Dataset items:

* * * * *

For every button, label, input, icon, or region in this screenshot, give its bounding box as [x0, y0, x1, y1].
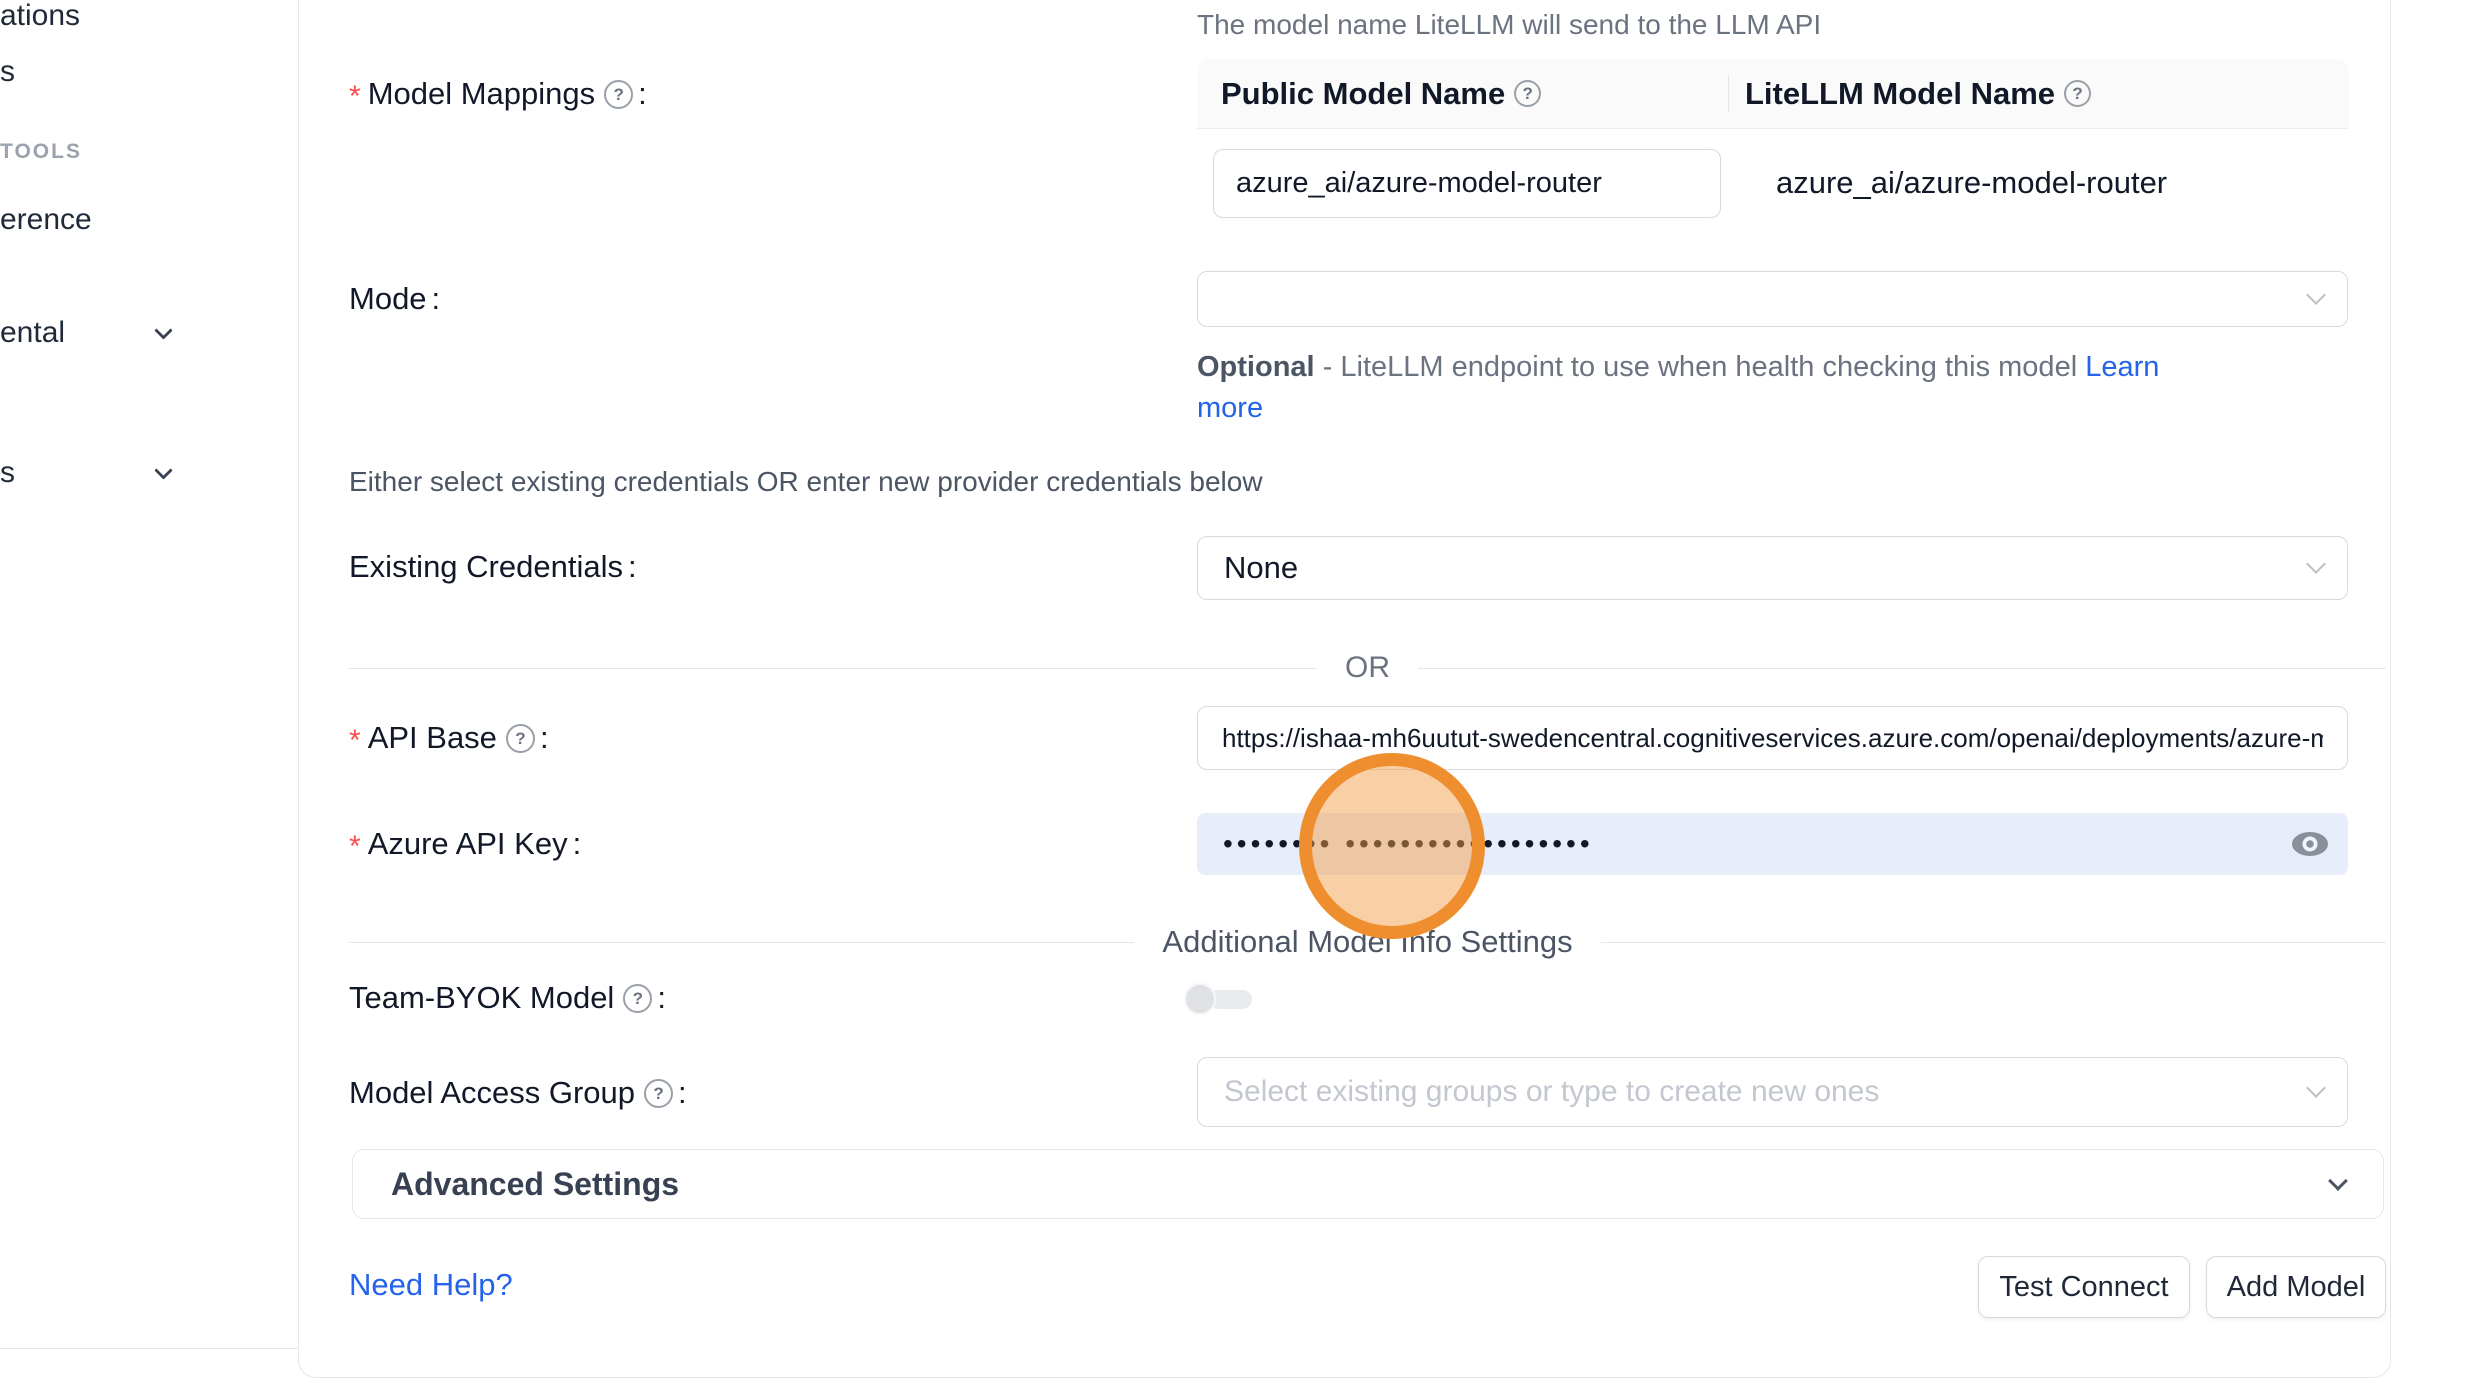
need-help-link[interactable]: Need Help?	[349, 1267, 513, 1303]
required-asterisk: *	[349, 726, 361, 756]
litellm-model-name-header: LiteLLM Model Name	[1745, 76, 2055, 112]
table-row: azure_ai/azure-model-router	[1197, 129, 2349, 241]
add-model-panel: The model name LiteLLM will send to the …	[298, 0, 2391, 1378]
required-asterisk: *	[349, 82, 361, 112]
model-mappings-table: Public Model Name ? LiteLLM Model Name ?…	[1197, 59, 2349, 241]
help-icon[interactable]: ?	[644, 1079, 673, 1108]
toggle-key-visibility-button[interactable]	[2289, 827, 2331, 861]
chevron-down-icon	[2306, 1078, 2326, 1098]
litellm-model-name-value: azure_ai/azure-model-router	[1776, 165, 2167, 201]
sidebar-item[interactable]: s	[0, 54, 15, 90]
masked-key-value: •••••••• ••••••••••••••••••	[1223, 813, 1594, 875]
chevron-down-icon	[2306, 285, 2326, 305]
api-base-label: * API Base ? :	[349, 718, 549, 758]
api-base-input[interactable]	[1197, 706, 2348, 770]
advanced-settings-toggle[interactable]: Advanced Settings	[352, 1149, 2384, 1219]
chevron-down-icon	[2306, 554, 2326, 574]
existing-credentials-label: Existing Credentials :	[349, 547, 637, 587]
sidebar-section-tools: TOOLS	[0, 139, 82, 165]
help-icon[interactable]: ?	[506, 724, 535, 753]
sidebar: ations s TOOLS erence ental s	[0, 0, 298, 1385]
chevron-down-icon	[154, 461, 172, 479]
credentials-note: Either select existing credentials OR en…	[349, 466, 1263, 498]
or-divider: OR	[349, 651, 2386, 685]
toggle-knob	[1184, 983, 1216, 1015]
model-mappings-label: * Model Mappings ? :	[349, 74, 647, 114]
existing-credentials-select[interactable]: None	[1197, 536, 2348, 600]
help-icon[interactable]: ?	[604, 80, 633, 109]
sidebar-divider	[0, 1348, 298, 1349]
required-asterisk: *	[349, 832, 361, 862]
model-access-group-select[interactable]: Select existing groups or type to create…	[1197, 1057, 2348, 1127]
azure-api-key-label: * Azure API Key :	[349, 824, 581, 864]
eye-icon	[2289, 828, 2331, 860]
azure-api-key-input[interactable]: •••••••• ••••••••••••••••••	[1197, 813, 2348, 875]
team-byok-label: Team-BYOK Model ? :	[349, 978, 666, 1018]
mode-select[interactable]	[1197, 271, 2348, 327]
model-name-hint: The model name LiteLLM will send to the …	[1197, 9, 1821, 41]
model-access-group-label: Model Access Group ? :	[349, 1073, 687, 1113]
sidebar-item[interactable]: ations	[0, 0, 80, 34]
help-icon[interactable]: ?	[623, 984, 652, 1013]
mode-hint: Optional - LiteLLM endpoint to use when …	[1197, 347, 2159, 429]
team-byok-toggle[interactable]	[1184, 983, 1254, 1015]
learn-more-link[interactable]: more	[1197, 392, 1263, 424]
public-model-name-input[interactable]	[1213, 149, 1721, 218]
add-model-button[interactable]: Add Model	[2206, 1256, 2386, 1318]
test-connect-button[interactable]: Test Connect	[1978, 1256, 2190, 1318]
sidebar-item[interactable]: s	[0, 455, 15, 491]
mode-label: Mode :	[349, 279, 440, 319]
model-mappings-header: Public Model Name ? LiteLLM Model Name ?	[1197, 59, 2349, 129]
chevron-down-icon	[154, 321, 172, 339]
sidebar-item[interactable]: ental	[0, 315, 65, 351]
sidebar-item[interactable]: erence	[0, 202, 92, 238]
chevron-down-icon	[2328, 1171, 2348, 1191]
additional-settings-divider: Additional Model Info Settings	[349, 924, 2386, 960]
help-icon[interactable]: ?	[1514, 80, 1541, 107]
learn-more-link[interactable]: Learn	[2085, 351, 2159, 383]
page: ations s TOOLS erence ental s The model …	[0, 0, 2477, 1385]
help-icon[interactable]: ?	[2064, 80, 2091, 107]
public-model-name-header: Public Model Name	[1221, 76, 1505, 112]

* * * * *

EXERCISE:
Please format the items above as a Markdown table with the columns Row and Line, giving each non-blank line its own numbered row and skipping blank lines. Leave the pictures out.

THE OUTPUT:
| Row | Line |
|---|---|
| 1 | For every button, label, input, icon, or region in this screenshot, give its bounding box as [x0, y0, x1, y1]. |
| 2 | need-help-link[interactable]: Need Help?	[349, 1267, 513, 1303] |
| 3 | required-asterisk: *	[349, 726, 361, 756] |
| 4 | litellm-model-name-header: LiteLLM Model Name	[1745, 76, 2055, 112] |
| 5 | table-row: azure_ai/azure-model-router	[1197, 129, 2349, 241] |
| 6 | add-model-panel: The model name LiteLLM will send to the …	[298, 0, 2391, 1378] |
| 7 | required-asterisk: *	[349, 82, 361, 112] |
| 8 | model-mappings-table: Public Model Name ? LiteLLM Model Name ?…	[1197, 59, 2349, 241] |
| 9 | help-icon[interactable]: ?	[644, 1079, 673, 1108] |
| 10 | toggle-key-visibility-button[interactable]	[2289, 827, 2331, 861] |
| 11 | chevron-down-icon	[2306, 1078, 2326, 1098] |
| 12 | litellm-model-name-value: azure_ai/azure-model-router	[1776, 165, 2167, 201] |
| 13 | sidebar-item[interactable]: s	[0, 54, 15, 90] |
| 14 | masked-key-value: •••••••• ••••••••••••••••••	[1223, 813, 1594, 875] |
| 15 | chevron-down-icon	[2306, 285, 2326, 305] |
| 16 | api-base-label: * API Base ? :	[349, 718, 549, 758] |
| 17 | api-base-input[interactable]	[1197, 706, 2348, 770] |
| 18 | advanced-settings-toggle[interactable]: Advanced Settings	[352, 1149, 2384, 1219] |
| 19 | chevron-down-icon	[2306, 554, 2326, 574] |
| 20 | existing-credentials-label: Existing Credentials :	[349, 547, 637, 587] |
| 21 | sidebar-section-tools: TOOLS	[0, 139, 82, 165] |
| 22 | help-icon[interactable]: ?	[506, 724, 535, 753] |
| 23 | sidebar: ations s TOOLS erence ental s	[0, 0, 298, 1385] |
| 24 | chevron-down-icon	[154, 461, 172, 479] |
| 25 | credentials-note: Either select existing credentials OR en…	[349, 466, 1263, 498] |
| 26 | or-divider: OR	[349, 651, 2386, 685] |
| 27 | toggle-knob	[1184, 983, 1216, 1015] |
| 28 | model-mappings-label: * Model Mappings ? :	[349, 74, 647, 114] |
| 29 | existing-credentials-select[interactable]: None	[1197, 536, 2348, 600] |
| 30 | help-icon[interactable]: ?	[604, 80, 633, 109] |
| 31 | sidebar-divider	[0, 1348, 298, 1349] |
| 32 | required-asterisk: *	[349, 832, 361, 862] |
| 33 | model-access-group-select[interactable]: Select existing groups or type to create…	[1197, 1057, 2348, 1127] |
| 34 | azure-api-key-label: * Azure API Key :	[349, 824, 581, 864] |
| 35 | eye-icon	[2289, 828, 2331, 860] |
| 36 | azure-api-key-input[interactable]: •••••••• ••••••••••••••••••	[1197, 813, 2348, 875] |
| 37 | team-byok-label: Team-BYOK Model ? :	[349, 978, 666, 1018] |
| 38 | mode-select[interactable]	[1197, 271, 2348, 327] |
| 39 | model-name-hint: The model name LiteLLM will send to the …	[1197, 9, 1821, 41] |
| 40 | model-access-group-label: Model Access Group ? :	[349, 1073, 687, 1113] |
| 41 | sidebar-item[interactable]: ations	[0, 0, 80, 34] |
| 42 | help-icon[interactable]: ?	[623, 984, 652, 1013] |
| 43 | mode-hint: Optional - LiteLLM endpoint to use when …	[1197, 347, 2159, 429] |
| 44 | team-byok-toggle[interactable]	[1184, 983, 1254, 1015] |
| 45 | learn-more-link[interactable]: more	[1197, 392, 1263, 424] |
| 46 | public-model-name-input[interactable]	[1213, 149, 1721, 218] |
| 47 | add-model-button[interactable]: Add Model	[2206, 1256, 2386, 1318] |
| 48 | test-connect-button[interactable]: Test Connect	[1978, 1256, 2190, 1318] |
| 49 | sidebar-item[interactable]: s	[0, 455, 15, 491] |
| 50 | mode-label: Mode :	[349, 279, 440, 319] |
| 51 | model-mappings-header: Public Model Name ? LiteLLM Model Name ?	[1197, 59, 2349, 129] |
| 52 | chevron-down-icon	[154, 321, 172, 339] |
| 53 | sidebar-item[interactable]: ental	[0, 315, 65, 351] |
| 54 | sidebar-item[interactable]: erence	[0, 202, 92, 238] |
| 55 | chevron-down-icon	[2328, 1171, 2348, 1191] |
| 56 | additional-settings-divider: Additional Model Info Settings	[349, 924, 2386, 960] |
| 57 | help-icon[interactable]: ?	[1514, 80, 1541, 107] |
| 58 | learn-more-link[interactable]: Learn	[2085, 351, 2159, 383] |
| 59 | page: ations s TOOLS erence ental s The model …	[0, 0, 2477, 1385] |
| 60 | help-icon[interactable]: ?	[2064, 80, 2091, 107] |
| 61 | public-model-name-header: Public Model Name	[1221, 76, 1505, 112] |